> _OBJECTIVE_
The entries below should be output exactly as written.

> _DATASET EXTRACT_
+++

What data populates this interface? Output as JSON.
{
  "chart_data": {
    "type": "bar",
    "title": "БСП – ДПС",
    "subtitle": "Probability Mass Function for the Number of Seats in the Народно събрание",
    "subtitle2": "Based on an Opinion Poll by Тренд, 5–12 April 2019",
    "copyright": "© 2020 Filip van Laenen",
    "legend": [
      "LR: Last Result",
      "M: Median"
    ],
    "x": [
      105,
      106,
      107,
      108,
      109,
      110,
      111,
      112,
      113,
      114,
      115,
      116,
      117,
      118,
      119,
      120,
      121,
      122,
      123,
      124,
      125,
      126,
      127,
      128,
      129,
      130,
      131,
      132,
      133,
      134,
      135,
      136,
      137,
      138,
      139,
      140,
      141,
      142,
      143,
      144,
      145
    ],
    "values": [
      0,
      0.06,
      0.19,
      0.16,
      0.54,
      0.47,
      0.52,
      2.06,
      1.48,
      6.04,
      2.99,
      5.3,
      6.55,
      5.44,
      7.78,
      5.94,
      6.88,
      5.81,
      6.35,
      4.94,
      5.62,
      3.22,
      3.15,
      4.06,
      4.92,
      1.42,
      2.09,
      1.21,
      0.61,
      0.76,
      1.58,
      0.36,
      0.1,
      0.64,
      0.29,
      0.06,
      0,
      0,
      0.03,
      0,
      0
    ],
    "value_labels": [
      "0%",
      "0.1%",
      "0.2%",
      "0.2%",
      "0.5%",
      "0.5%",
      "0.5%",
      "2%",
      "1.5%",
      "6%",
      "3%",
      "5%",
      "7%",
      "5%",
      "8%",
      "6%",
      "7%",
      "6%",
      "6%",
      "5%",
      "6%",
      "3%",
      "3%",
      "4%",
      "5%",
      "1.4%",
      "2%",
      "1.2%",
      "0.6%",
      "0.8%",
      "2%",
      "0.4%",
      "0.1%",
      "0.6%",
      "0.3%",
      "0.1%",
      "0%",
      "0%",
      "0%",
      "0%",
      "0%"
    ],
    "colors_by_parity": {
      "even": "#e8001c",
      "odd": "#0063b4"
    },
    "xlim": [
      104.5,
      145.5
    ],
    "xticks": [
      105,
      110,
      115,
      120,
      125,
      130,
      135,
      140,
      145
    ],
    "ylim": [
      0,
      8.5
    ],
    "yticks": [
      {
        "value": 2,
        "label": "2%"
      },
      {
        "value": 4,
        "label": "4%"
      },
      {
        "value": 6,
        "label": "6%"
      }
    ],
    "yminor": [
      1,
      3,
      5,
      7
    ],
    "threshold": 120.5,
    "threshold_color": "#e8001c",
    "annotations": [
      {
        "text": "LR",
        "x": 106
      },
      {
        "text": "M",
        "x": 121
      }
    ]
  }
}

+++

> _FULL OUTPUT_
What data populates this interface? Output as JSON.
{
  "chart_data": {
    "type": "bar",
    "title": "БСП – ДПС",
    "subtitle": "Probability Mass Function for the Number of Seats in the Народно събрание",
    "subtitle2": "Based on an Opinion Poll by Тренд, 5–12 April 2019",
    "copyright": "© 2020 Filip van Laenen",
    "legend": [
      "LR: Last Result",
      "M: Median"
    ],
    "x": [
      105,
      106,
      107,
      108,
      109,
      110,
      111,
      112,
      113,
      114,
      115,
      116,
      117,
      118,
      119,
      120,
      121,
      122,
      123,
      124,
      125,
      126,
      127,
      128,
      129,
      130,
      131,
      132,
      133,
      134,
      135,
      136,
      137,
      138,
      139,
      140,
      141,
      142,
      143,
      144,
      145
    ],
    "values": [
      0,
      0.06,
      0.19,
      0.16,
      0.54,
      0.47,
      0.52,
      2.06,
      1.48,
      6.04,
      2.99,
      5.3,
      6.55,
      5.44,
      7.78,
      5.94,
      6.88,
      5.81,
      6.35,
      4.94,
      5.62,
      3.22,
      3.15,
      4.06,
      4.92,
      1.42,
      2.09,
      1.21,
      0.61,
      0.76,
      1.58,
      0.36,
      0.1,
      0.64,
      0.29,
      0.06,
      0,
      0,
      0.03,
      0,
      0
    ],
    "value_labels": [
      "0%",
      "0.1%",
      "0.2%",
      "0.2%",
      "0.5%",
      "0.5%",
      "0.5%",
      "2%",
      "1.5%",
      "6%",
      "3%",
      "5%",
      "7%",
      "5%",
      "8%",
      "6%",
      "7%",
      "6%",
      "6%",
      "5%",
      "6%",
      "3%",
      "3%",
      "4%",
      "5%",
      "1.4%",
      "2%",
      "1.2%",
      "0.6%",
      "0.8%",
      "2%",
      "0.4%",
      "0.1%",
      "0.6%",
      "0.3%",
      "0.1%",
      "0%",
      "0%",
      "0%",
      "0%",
      "0%"
    ],
    "colors_by_parity": {
      "even": "#e8001c",
      "odd": "#0063b4"
    },
    "xlim": [
      104.5,
      145.5
    ],
    "xticks": [
      105,
      110,
      115,
      120,
      125,
      130,
      135,
      140,
      145
    ],
    "ylim": [
      0,
      8.5
    ],
    "yticks": [
      {
        "value": 2,
        "label": "2%"
      },
      {
        "value": 4,
        "label": "4%"
      },
      {
        "value": 6,
        "label": "6%"
      }
    ],
    "yminor": [
      1,
      3,
      5,
      7
    ],
    "threshold": 120.5,
    "threshold_color": "#e8001c",
    "annotations": [
      {
        "text": "LR",
        "x": 106
      },
      {
        "text": "M",
        "x": 121
      }
    ]
  }
}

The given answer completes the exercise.